- [Brief] Copy the data below exactly, omitting any picture it contains.
↓↓↓
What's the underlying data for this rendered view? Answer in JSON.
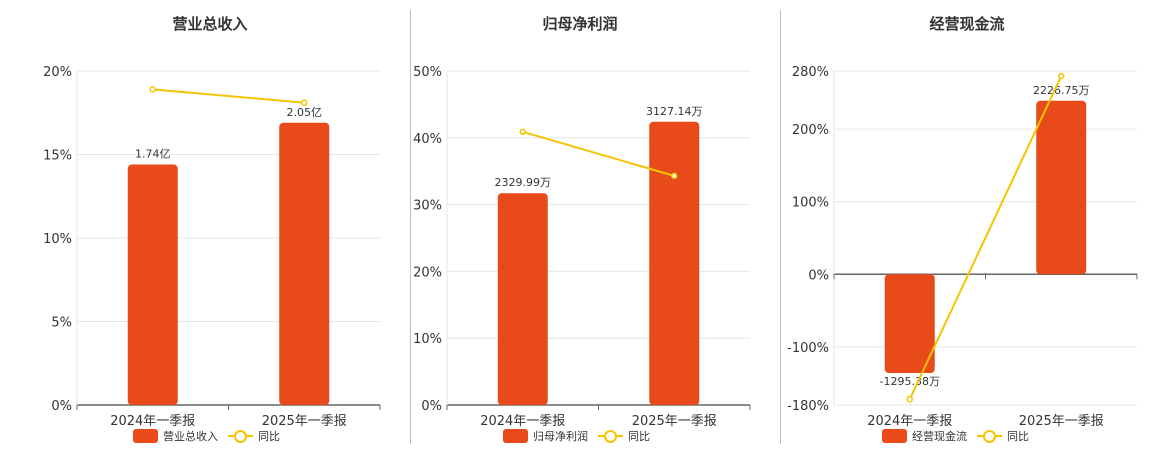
{
  "colors": {
    "bar": "#E84A1A",
    "line": "#F5C400",
    "grid": "#e6e6e6",
    "axis": "#666666"
  },
  "chart_data": [
    {
      "type": "bar",
      "title": "营业总收入",
      "categories": [
        "2024年一季报",
        "2025年一季报"
      ],
      "ylim": [
        0,
        20
      ],
      "yticks": [
        "0%",
        "5%",
        "10%",
        "15%",
        "20%"
      ],
      "yticks_values": [
        0,
        5,
        10,
        15,
        20
      ],
      "series": [
        {
          "name": "营业总收入",
          "kind": "bar",
          "values": [
            14.4,
            16.9
          ],
          "labels": [
            "1.74亿",
            "2.05亿"
          ]
        },
        {
          "name": "同比",
          "kind": "line",
          "values": [
            18.9,
            18.1
          ]
        }
      ],
      "legend": [
        "营业总收入",
        "同比"
      ],
      "legend_position": "bottom"
    },
    {
      "type": "bar",
      "title": "归母净利润",
      "categories": [
        "2024年一季报",
        "2025年一季报"
      ],
      "ylim": [
        0,
        50
      ],
      "yticks": [
        "0%",
        "10%",
        "20%",
        "30%",
        "40%",
        "50%"
      ],
      "yticks_values": [
        0,
        10,
        20,
        30,
        40,
        50
      ],
      "series": [
        {
          "name": "归母净利润",
          "kind": "bar",
          "values": [
            31.7,
            42.4
          ],
          "labels": [
            "2329.99万",
            "3127.14万"
          ]
        },
        {
          "name": "同比",
          "kind": "line",
          "values": [
            40.9,
            34.3
          ]
        }
      ],
      "legend": [
        "归母净利润",
        "同比"
      ],
      "legend_position": "bottom"
    },
    {
      "type": "bar",
      "title": "经营现金流",
      "categories": [
        "2024年一季报",
        "2025年一季报"
      ],
      "ylim": [
        -180,
        280
      ],
      "yticks": [
        "-180%",
        "-100%",
        "0%",
        "100%",
        "200%",
        "280%"
      ],
      "yticks_values": [
        -180,
        -100,
        0,
        100,
        200,
        280
      ],
      "series": [
        {
          "name": "经营现金流",
          "kind": "bar",
          "values": [
            -136,
            239
          ],
          "labels": [
            "-1295.38万",
            "2226.75万"
          ]
        },
        {
          "name": "同比",
          "kind": "line",
          "values": [
            -172,
            273
          ]
        }
      ],
      "legend": [
        "经营现金流",
        "同比"
      ],
      "legend_position": "bottom"
    }
  ]
}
↑↑↑
- [The answer]
What's the underlying data for this rendered view? Answer in JSON.
{
  "colors": {
    "bar": "#E84A1A",
    "line": "#F5C400",
    "grid": "#e6e6e6",
    "axis": "#666666"
  },
  "chart_data": [
    {
      "type": "bar",
      "title": "营业总收入",
      "categories": [
        "2024年一季报",
        "2025年一季报"
      ],
      "ylim": [
        0,
        20
      ],
      "yticks": [
        "0%",
        "5%",
        "10%",
        "15%",
        "20%"
      ],
      "yticks_values": [
        0,
        5,
        10,
        15,
        20
      ],
      "series": [
        {
          "name": "营业总收入",
          "kind": "bar",
          "values": [
            14.4,
            16.9
          ],
          "labels": [
            "1.74亿",
            "2.05亿"
          ]
        },
        {
          "name": "同比",
          "kind": "line",
          "values": [
            18.9,
            18.1
          ]
        }
      ],
      "legend": [
        "营业总收入",
        "同比"
      ],
      "legend_position": "bottom"
    },
    {
      "type": "bar",
      "title": "归母净利润",
      "categories": [
        "2024年一季报",
        "2025年一季报"
      ],
      "ylim": [
        0,
        50
      ],
      "yticks": [
        "0%",
        "10%",
        "20%",
        "30%",
        "40%",
        "50%"
      ],
      "yticks_values": [
        0,
        10,
        20,
        30,
        40,
        50
      ],
      "series": [
        {
          "name": "归母净利润",
          "kind": "bar",
          "values": [
            31.7,
            42.4
          ],
          "labels": [
            "2329.99万",
            "3127.14万"
          ]
        },
        {
          "name": "同比",
          "kind": "line",
          "values": [
            40.9,
            34.3
          ]
        }
      ],
      "legend": [
        "归母净利润",
        "同比"
      ],
      "legend_position": "bottom"
    },
    {
      "type": "bar",
      "title": "经营现金流",
      "categories": [
        "2024年一季报",
        "2025年一季报"
      ],
      "ylim": [
        -180,
        280
      ],
      "yticks": [
        "-180%",
        "-100%",
        "0%",
        "100%",
        "200%",
        "280%"
      ],
      "yticks_values": [
        -180,
        -100,
        0,
        100,
        200,
        280
      ],
      "series": [
        {
          "name": "经营现金流",
          "kind": "bar",
          "values": [
            -136,
            239
          ],
          "labels": [
            "-1295.38万",
            "2226.75万"
          ]
        },
        {
          "name": "同比",
          "kind": "line",
          "values": [
            -172,
            273
          ]
        }
      ],
      "legend": [
        "经营现金流",
        "同比"
      ],
      "legend_position": "bottom"
    }
  ]
}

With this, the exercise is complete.